WHAT THE TASK REQUIRES :: Collect every line of the records below that contains the word "color".
-- start DATA EXCERPTS --
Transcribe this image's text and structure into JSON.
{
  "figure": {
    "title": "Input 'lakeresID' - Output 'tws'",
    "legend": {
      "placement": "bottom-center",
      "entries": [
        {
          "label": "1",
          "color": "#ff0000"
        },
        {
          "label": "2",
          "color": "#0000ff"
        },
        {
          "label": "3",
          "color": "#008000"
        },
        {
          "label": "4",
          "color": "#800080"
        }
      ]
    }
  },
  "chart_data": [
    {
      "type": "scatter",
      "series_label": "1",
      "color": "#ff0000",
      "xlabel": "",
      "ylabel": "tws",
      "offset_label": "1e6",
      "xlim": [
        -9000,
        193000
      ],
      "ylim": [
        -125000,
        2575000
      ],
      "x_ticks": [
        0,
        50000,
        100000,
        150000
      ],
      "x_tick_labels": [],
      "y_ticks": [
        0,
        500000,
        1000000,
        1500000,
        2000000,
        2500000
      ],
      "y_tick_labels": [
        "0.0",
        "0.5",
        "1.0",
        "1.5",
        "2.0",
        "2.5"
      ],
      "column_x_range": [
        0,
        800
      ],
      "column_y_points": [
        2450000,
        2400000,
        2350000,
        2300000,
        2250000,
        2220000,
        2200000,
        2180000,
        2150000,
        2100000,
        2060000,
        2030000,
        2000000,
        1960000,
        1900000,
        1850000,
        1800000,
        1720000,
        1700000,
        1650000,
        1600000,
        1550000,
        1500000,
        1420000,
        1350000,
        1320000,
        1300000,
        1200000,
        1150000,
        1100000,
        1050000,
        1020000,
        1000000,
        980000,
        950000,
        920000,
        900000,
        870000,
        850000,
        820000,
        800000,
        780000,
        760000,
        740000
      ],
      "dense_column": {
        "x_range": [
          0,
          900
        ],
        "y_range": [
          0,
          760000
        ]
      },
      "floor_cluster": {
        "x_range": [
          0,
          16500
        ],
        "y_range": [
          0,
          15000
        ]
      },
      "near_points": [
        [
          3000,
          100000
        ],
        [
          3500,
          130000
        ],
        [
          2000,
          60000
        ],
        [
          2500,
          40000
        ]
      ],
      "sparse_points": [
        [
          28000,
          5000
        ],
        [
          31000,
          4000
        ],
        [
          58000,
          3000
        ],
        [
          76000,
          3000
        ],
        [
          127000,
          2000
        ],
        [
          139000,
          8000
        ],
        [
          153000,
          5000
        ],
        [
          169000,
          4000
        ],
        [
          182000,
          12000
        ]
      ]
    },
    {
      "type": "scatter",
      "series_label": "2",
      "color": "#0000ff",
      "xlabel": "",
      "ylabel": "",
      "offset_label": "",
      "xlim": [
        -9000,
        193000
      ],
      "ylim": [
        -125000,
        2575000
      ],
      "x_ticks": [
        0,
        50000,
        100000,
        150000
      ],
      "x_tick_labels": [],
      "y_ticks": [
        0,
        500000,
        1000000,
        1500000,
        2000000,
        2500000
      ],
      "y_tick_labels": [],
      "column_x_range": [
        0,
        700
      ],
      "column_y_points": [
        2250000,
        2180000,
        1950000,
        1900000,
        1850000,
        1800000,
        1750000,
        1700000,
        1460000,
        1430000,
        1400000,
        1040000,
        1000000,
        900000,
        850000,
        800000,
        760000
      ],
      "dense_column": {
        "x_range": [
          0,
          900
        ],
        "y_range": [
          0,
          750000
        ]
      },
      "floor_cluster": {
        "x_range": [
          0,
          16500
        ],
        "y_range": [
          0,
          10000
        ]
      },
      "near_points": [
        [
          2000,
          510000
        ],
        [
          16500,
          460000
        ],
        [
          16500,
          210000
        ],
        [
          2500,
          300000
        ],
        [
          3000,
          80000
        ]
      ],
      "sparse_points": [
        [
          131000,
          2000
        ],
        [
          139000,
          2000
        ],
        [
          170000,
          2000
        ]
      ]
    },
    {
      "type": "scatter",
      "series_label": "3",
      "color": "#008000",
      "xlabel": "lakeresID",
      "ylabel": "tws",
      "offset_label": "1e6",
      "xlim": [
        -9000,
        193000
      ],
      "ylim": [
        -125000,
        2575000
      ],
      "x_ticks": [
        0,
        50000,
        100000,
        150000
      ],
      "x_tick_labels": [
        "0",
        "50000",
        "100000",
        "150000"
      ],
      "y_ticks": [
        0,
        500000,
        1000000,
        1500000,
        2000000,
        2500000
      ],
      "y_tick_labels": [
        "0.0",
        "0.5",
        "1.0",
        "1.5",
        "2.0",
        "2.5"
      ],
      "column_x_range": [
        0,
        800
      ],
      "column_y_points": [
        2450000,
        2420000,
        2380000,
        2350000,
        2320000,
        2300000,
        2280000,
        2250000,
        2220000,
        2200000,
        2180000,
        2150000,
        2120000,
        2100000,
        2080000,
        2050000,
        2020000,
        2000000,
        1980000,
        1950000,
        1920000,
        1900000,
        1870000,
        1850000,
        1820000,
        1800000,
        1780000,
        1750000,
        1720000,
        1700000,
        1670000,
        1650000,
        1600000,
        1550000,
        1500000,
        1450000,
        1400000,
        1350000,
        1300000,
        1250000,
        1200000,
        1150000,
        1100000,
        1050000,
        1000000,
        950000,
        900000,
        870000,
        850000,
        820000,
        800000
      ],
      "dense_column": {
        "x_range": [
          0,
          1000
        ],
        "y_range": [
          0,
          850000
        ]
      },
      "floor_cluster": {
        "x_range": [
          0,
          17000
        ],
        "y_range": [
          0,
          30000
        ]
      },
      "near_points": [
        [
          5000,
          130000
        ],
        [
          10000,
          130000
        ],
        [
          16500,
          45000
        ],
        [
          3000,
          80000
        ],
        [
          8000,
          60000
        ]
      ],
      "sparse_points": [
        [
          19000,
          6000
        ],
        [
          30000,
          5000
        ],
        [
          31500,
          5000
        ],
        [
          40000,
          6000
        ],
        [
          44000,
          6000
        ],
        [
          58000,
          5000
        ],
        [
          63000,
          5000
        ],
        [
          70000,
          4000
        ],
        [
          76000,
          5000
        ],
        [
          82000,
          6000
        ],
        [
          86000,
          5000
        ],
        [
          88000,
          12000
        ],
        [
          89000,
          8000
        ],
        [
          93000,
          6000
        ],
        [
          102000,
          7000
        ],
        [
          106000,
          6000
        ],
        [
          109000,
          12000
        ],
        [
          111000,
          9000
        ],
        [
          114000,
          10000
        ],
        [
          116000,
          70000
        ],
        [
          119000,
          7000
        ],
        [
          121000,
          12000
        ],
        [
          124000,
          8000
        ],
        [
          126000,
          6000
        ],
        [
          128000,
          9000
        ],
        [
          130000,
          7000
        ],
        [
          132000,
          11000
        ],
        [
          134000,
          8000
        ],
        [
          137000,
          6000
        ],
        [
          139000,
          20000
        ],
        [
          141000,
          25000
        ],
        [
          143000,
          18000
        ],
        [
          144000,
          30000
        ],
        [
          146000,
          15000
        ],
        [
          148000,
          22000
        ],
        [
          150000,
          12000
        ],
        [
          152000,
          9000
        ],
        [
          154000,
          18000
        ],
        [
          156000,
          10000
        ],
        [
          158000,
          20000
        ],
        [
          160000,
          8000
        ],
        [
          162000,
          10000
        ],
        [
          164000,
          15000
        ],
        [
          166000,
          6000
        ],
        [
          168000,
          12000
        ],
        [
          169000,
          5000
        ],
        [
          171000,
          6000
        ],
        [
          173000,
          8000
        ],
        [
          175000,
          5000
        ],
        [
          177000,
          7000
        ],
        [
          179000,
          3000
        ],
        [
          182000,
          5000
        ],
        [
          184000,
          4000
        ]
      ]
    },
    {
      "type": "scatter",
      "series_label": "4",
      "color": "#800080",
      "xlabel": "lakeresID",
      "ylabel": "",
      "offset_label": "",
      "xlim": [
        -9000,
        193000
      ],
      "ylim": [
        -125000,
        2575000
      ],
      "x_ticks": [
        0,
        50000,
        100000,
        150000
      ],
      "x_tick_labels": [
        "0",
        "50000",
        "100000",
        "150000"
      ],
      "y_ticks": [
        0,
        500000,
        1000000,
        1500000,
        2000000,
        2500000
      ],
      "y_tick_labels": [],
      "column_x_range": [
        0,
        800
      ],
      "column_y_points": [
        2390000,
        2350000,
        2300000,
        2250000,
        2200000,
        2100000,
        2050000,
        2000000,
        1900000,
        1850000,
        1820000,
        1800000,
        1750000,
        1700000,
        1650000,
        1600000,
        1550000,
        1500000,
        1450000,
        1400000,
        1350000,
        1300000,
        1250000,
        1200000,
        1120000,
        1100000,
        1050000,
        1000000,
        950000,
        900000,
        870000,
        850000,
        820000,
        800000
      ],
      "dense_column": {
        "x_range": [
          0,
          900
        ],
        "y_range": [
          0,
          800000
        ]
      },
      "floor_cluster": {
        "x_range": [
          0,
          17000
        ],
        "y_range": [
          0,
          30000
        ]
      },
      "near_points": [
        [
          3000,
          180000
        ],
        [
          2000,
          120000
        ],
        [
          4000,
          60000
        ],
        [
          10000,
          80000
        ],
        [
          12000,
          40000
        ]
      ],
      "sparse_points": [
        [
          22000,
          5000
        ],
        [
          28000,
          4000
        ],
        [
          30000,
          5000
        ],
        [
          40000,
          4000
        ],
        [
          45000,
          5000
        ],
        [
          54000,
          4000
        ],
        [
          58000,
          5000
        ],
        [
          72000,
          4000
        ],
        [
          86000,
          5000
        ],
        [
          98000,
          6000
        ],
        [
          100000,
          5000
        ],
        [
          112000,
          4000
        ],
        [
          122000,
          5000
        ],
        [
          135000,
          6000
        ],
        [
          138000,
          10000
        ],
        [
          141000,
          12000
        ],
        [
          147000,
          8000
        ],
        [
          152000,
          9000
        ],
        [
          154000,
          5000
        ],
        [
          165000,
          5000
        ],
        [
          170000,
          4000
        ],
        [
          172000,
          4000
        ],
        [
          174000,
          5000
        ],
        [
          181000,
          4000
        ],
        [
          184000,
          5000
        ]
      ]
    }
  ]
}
-- end DATA EXCERPTS --
EXPECTED OUTPUT ::
          "color": "#ff0000"
          "color": "#0000ff"
          "color": "#008000"
          "color": "#800080"
      "color": "#ff0000",
      "color": "#0000ff",
      "color": "#008000",
      "color": "#800080",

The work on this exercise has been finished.